**EXERCISE DETAILS**
Copy each line below without leaving any out.

**DATA FOR PROCESSING**

········

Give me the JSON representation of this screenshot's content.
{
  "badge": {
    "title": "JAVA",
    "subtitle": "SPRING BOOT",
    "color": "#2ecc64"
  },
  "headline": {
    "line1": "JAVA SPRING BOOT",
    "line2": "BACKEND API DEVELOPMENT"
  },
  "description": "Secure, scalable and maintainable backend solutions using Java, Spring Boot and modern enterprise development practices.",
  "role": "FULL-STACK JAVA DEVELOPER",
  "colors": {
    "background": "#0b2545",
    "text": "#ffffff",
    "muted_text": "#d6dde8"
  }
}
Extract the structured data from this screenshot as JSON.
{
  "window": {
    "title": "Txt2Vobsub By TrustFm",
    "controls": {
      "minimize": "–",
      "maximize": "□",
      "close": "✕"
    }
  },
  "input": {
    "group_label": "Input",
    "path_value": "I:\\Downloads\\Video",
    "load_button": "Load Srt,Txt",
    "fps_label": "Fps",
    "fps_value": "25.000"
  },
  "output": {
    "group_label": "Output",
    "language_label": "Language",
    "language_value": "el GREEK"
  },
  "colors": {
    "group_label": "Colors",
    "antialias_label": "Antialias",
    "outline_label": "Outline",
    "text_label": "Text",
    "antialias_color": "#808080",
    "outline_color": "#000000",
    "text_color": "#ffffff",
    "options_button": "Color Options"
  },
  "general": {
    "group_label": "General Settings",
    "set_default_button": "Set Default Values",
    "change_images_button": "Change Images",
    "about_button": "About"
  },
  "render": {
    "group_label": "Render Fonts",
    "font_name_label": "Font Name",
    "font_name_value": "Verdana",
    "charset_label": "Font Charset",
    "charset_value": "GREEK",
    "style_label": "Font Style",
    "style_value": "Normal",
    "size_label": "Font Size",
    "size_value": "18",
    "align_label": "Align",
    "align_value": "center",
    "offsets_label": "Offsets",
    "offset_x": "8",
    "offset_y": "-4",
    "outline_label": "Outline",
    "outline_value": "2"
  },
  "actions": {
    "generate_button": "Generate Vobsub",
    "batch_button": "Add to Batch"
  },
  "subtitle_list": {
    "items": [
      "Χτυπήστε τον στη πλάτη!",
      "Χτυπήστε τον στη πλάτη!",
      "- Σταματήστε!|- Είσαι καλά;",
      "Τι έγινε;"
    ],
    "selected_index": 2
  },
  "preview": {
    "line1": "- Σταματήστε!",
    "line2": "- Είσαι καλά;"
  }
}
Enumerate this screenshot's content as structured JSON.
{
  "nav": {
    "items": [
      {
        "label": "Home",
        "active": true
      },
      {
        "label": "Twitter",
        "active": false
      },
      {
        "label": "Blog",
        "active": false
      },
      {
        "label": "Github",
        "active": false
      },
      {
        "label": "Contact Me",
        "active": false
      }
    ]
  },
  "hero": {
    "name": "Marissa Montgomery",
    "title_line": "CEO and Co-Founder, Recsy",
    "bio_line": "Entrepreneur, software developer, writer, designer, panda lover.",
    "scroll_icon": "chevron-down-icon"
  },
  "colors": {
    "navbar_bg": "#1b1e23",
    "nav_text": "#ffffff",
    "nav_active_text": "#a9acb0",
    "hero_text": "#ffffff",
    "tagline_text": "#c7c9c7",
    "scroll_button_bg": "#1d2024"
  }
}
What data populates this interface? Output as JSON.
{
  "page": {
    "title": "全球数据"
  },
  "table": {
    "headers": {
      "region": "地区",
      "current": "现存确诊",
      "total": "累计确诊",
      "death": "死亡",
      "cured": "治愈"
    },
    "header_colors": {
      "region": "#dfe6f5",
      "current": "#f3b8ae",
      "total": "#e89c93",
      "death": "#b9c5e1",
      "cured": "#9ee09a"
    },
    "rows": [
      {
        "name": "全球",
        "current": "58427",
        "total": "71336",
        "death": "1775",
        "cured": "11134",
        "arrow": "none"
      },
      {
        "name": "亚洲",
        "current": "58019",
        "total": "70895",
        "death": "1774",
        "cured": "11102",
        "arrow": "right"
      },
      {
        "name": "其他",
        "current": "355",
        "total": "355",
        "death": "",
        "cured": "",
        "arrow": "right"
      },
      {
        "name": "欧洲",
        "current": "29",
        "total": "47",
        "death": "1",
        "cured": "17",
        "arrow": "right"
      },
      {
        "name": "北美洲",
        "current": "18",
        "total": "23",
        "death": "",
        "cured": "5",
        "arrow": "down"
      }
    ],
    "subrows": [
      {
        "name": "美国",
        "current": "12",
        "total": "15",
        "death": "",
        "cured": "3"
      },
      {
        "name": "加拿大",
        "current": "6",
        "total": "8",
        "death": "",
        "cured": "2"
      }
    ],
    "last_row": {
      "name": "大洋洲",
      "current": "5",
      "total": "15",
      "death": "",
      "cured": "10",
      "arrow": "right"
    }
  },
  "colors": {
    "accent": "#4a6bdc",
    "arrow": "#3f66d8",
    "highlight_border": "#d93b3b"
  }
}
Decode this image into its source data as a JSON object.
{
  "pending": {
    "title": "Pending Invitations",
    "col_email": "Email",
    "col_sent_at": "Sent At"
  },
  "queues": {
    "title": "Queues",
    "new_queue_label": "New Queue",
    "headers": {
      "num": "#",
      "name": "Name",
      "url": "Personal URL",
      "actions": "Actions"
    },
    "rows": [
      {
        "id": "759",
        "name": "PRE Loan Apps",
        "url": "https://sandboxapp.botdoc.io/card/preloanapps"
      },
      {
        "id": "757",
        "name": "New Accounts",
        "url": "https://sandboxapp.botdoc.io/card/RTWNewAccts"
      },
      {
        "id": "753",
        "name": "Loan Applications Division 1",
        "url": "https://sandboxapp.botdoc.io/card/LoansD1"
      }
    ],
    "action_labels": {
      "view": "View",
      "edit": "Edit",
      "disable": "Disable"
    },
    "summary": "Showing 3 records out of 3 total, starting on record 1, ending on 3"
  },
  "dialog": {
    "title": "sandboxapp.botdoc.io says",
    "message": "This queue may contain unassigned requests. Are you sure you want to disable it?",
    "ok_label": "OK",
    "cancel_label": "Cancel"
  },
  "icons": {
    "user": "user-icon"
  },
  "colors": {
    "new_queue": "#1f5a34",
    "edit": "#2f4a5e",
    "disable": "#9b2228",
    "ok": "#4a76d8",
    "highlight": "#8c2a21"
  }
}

········

**SOLUTION FOR THIS EXERCISE**
Give me the JSON representation of this screenshot's content.
{
  "badge": {
    "title": "JAVA",
    "subtitle": "SPRING BOOT",
    "color": "#2ecc64"
  },
  "headline": {
    "line1": "JAVA SPRING BOOT",
    "line2": "BACKEND API DEVELOPMENT"
  },
  "description": "Secure, scalable and maintainable backend solutions using Java, Spring Boot and modern enterprise development practices.",
  "role": "FULL-STACK JAVA DEVELOPER",
  "colors": {
    "background": "#0b2545",
    "text": "#ffffff",
    "muted_text": "#d6dde8"
  }
}
Extract the structured data from this screenshot as JSON.
{
  "window": {
    "title": "Txt2Vobsub By TrustFm",
    "controls": {
      "minimize": "–",
      "maximize": "□",
      "close": "✕"
    }
  },
  "input": {
    "group_label": "Input",
    "path_value": "I:\\Downloads\\Video",
    "load_button": "Load Srt,Txt",
    "fps_label": "Fps",
    "fps_value": "25.000"
  },
  "output": {
    "group_label": "Output",
    "language_label": "Language",
    "language_value": "el GREEK"
  },
  "colors": {
    "group_label": "Colors",
    "antialias_label": "Antialias",
    "outline_label": "Outline",
    "text_label": "Text",
    "antialias_color": "#808080",
    "outline_color": "#000000",
    "text_color": "#ffffff",
    "options_button": "Color Options"
  },
  "general": {
    "group_label": "General Settings",
    "set_default_button": "Set Default Values",
    "change_images_button": "Change Images",
    "about_button": "About"
  },
  "render": {
    "group_label": "Render Fonts",
    "font_name_label": "Font Name",
    "font_name_value": "Verdana",
    "charset_label": "Font Charset",
    "charset_value": "GREEK",
    "style_label": "Font Style",
    "style_value": "Normal",
    "size_label": "Font Size",
    "size_value": "18",
    "align_label": "Align",
    "align_value": "center",
    "offsets_label": "Offsets",
    "offset_x": "8",
    "offset_y": "-4",
    "outline_label": "Outline",
    "outline_value": "2"
  },
  "actions": {
    "generate_button": "Generate Vobsub",
    "batch_button": "Add to Batch"
  },
  "subtitle_list": {
    "items": [
      "Χτυπήστε τον στη πλάτη!",
      "Χτυπήστε τον στη πλάτη!",
      "- Σταματήστε!|- Είσαι καλά;",
      "Τι έγινε;"
    ],
    "selected_index": 2
  },
  "preview": {
    "line1": "- Σταματήστε!",
    "line2": "- Είσαι καλά;"
  }
}
Enumerate this screenshot's content as structured JSON.
{
  "nav": {
    "items": [
      {
        "label": "Home",
        "active": true
      },
      {
        "label": "Twitter",
        "active": false
      },
      {
        "label": "Blog",
        "active": false
      },
      {
        "label": "Github",
        "active": false
      },
      {
        "label": "Contact Me",
        "active": false
      }
    ]
  },
  "hero": {
    "name": "Marissa Montgomery",
    "title_line": "CEO and Co-Founder, Recsy",
    "bio_line": "Entrepreneur, software developer, writer, designer, panda lover.",
    "scroll_icon": "chevron-down-icon"
  },
  "colors": {
    "navbar_bg": "#1b1e23",
    "nav_text": "#ffffff",
    "nav_active_text": "#a9acb0",
    "hero_text": "#ffffff",
    "tagline_text": "#c7c9c7",
    "scroll_button_bg": "#1d2024"
  }
}
What data populates this interface? Output as JSON.
{
  "page": {
    "title": "全球数据"
  },
  "table": {
    "headers": {
      "region": "地区",
      "current": "现存确诊",
      "total": "累计确诊",
      "death": "死亡",
      "cured": "治愈"
    },
    "header_colors": {
      "region": "#dfe6f5",
      "current": "#f3b8ae",
      "total": "#e89c93",
      "death": "#b9c5e1",
      "cured": "#9ee09a"
    },
    "rows": [
      {
        "name": "全球",
        "current": "58427",
        "total": "71336",
        "death": "1775",
        "cured": "11134",
        "arrow": "none"
      },
      {
        "name": "亚洲",
        "current": "58019",
        "total": "70895",
        "death": "1774",
        "cured": "11102",
        "arrow": "right"
      },
      {
        "name": "其他",
        "current": "355",
        "total": "355",
        "death": "",
        "cured": "",
        "arrow": "right"
      },
      {
        "name": "欧洲",
        "current": "29",
        "total": "47",
        "death": "1",
        "cured": "17",
        "arrow": "right"
      },
      {
        "name": "北美洲",
        "current": "18",
        "total": "23",
        "death": "",
        "cured": "5",
        "arrow": "down"
      }
    ],
    "subrows": [
      {
        "name": "美国",
        "current": "12",
        "total": "15",
        "death": "",
        "cured": "3"
      },
      {
        "name": "加拿大",
        "current": "6",
        "total": "8",
        "death": "",
        "cured": "2"
      }
    ],
    "last_row": {
      "name": "大洋洲",
      "current": "5",
      "total": "15",
      "death": "",
      "cured": "10",
      "arrow": "right"
    }
  },
  "colors": {
    "accent": "#4a6bdc",
    "arrow": "#3f66d8",
    "highlight_border": "#d93b3b"
  }
}
Decode this image into its source data as a JSON object.
{
  "pending": {
    "title": "Pending Invitations",
    "col_email": "Email",
    "col_sent_at": "Sent At"
  },
  "queues": {
    "title": "Queues",
    "new_queue_label": "New Queue",
    "headers": {
      "num": "#",
      "name": "Name",
      "url": "Personal URL",
      "actions": "Actions"
    },
    "rows": [
      {
        "id": "759",
        "name": "PRE Loan Apps",
        "url": "https://sandboxapp.botdoc.io/card/preloanapps"
      },
      {
        "id": "757",
        "name": "New Accounts",
        "url": "https://sandboxapp.botdoc.io/card/RTWNewAccts"
      },
      {
        "id": "753",
        "name": "Loan Applications Division 1",
        "url": "https://sandboxapp.botdoc.io/card/LoansD1"
      }
    ],
    "action_labels": {
      "view": "View",
      "edit": "Edit",
      "disable": "Disable"
    },
    "summary": "Showing 3 records out of 3 total, starting on record 1, ending on 3"
  },
  "dialog": {
    "title": "sandboxapp.botdoc.io says",
    "message": "This queue may contain unassigned requests. Are you sure you want to disable it?",
    "ok_label": "OK",
    "cancel_label": "Cancel"
  },
  "icons": {
    "user": "user-icon"
  },
  "colors": {
    "new_queue": "#1f5a34",
    "edit": "#2f4a5e",
    "disable": "#9b2228",
    "ok": "#4a76d8",
    "highlight": "#8c2a21"
  }
}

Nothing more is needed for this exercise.